**Directions**
Reproduce all lines of the listing below in which the word "положительной" occurs.

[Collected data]
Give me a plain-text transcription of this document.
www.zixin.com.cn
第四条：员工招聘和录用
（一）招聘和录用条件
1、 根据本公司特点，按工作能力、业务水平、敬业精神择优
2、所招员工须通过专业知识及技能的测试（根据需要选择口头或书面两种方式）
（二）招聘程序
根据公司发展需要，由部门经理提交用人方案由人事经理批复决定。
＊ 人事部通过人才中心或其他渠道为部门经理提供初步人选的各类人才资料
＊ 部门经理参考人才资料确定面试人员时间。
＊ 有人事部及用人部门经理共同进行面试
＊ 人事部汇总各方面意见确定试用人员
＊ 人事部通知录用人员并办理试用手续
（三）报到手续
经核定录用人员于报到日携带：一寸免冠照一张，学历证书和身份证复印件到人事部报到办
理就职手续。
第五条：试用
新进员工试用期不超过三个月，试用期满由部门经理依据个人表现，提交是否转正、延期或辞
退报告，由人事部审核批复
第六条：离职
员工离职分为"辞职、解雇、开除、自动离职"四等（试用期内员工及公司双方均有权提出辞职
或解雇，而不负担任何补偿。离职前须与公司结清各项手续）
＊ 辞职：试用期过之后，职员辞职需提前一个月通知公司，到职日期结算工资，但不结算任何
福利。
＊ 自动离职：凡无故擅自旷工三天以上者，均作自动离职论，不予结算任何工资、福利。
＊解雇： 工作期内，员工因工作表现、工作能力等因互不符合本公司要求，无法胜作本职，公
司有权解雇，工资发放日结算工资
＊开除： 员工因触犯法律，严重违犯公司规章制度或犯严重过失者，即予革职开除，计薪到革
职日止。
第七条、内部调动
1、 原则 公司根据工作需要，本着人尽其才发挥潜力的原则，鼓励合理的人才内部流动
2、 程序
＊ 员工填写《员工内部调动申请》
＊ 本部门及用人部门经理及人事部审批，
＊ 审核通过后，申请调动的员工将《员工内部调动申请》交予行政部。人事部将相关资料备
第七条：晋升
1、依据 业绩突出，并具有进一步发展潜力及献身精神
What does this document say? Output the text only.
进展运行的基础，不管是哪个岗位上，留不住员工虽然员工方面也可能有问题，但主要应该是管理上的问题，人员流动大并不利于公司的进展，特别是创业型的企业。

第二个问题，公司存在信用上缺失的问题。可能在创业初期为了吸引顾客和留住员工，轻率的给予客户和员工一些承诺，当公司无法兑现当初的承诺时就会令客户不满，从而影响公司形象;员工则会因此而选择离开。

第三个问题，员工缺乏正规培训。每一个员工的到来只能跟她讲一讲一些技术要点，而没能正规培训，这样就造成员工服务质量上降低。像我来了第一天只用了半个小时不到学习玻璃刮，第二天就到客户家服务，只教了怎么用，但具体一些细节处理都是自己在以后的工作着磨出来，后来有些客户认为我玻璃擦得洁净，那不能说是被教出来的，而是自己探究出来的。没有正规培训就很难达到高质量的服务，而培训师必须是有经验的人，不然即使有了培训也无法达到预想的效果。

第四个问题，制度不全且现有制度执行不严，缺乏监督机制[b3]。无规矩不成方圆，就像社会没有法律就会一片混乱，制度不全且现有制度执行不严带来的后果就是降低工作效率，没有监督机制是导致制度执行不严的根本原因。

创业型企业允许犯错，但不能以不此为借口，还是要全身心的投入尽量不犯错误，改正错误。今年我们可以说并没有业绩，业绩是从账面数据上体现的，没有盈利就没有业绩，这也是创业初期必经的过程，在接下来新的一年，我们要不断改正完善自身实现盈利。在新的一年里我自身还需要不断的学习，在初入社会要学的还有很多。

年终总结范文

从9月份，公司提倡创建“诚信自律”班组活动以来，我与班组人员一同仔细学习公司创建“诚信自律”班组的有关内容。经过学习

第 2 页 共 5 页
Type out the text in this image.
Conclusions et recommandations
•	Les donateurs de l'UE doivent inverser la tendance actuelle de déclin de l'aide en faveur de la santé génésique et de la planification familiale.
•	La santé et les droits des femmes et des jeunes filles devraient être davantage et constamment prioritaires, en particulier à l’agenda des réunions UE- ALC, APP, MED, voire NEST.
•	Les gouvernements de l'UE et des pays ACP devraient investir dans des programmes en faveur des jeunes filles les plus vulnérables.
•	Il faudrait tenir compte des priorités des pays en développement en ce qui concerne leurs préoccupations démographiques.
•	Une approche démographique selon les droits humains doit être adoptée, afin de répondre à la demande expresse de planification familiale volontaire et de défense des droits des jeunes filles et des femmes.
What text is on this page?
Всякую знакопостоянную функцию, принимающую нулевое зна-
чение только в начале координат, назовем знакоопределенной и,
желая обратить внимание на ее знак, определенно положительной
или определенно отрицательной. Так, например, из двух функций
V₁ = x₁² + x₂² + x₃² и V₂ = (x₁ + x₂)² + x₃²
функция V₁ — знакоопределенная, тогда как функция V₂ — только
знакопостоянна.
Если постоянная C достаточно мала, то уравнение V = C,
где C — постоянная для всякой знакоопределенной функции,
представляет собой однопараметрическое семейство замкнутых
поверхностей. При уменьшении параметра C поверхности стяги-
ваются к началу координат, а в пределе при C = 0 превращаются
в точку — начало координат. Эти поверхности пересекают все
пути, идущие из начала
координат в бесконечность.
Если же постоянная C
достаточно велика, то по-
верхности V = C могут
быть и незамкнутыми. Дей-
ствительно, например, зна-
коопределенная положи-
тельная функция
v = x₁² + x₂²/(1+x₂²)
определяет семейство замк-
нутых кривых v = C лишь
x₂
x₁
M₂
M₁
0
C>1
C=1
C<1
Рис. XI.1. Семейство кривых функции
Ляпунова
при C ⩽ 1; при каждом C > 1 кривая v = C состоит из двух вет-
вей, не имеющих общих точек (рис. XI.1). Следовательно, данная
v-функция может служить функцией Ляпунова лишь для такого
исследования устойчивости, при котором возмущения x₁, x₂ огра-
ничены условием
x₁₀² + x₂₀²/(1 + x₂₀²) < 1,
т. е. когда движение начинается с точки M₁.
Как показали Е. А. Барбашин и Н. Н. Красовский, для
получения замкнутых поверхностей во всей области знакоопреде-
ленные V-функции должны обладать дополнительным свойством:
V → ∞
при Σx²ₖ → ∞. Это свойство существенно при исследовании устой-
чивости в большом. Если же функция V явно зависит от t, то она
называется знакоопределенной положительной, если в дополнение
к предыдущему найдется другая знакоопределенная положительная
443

**Answer for this exercise**
желая обратить внимание на ее знак, определенно положительной
называется знакоопределенной положительной, если в дополнение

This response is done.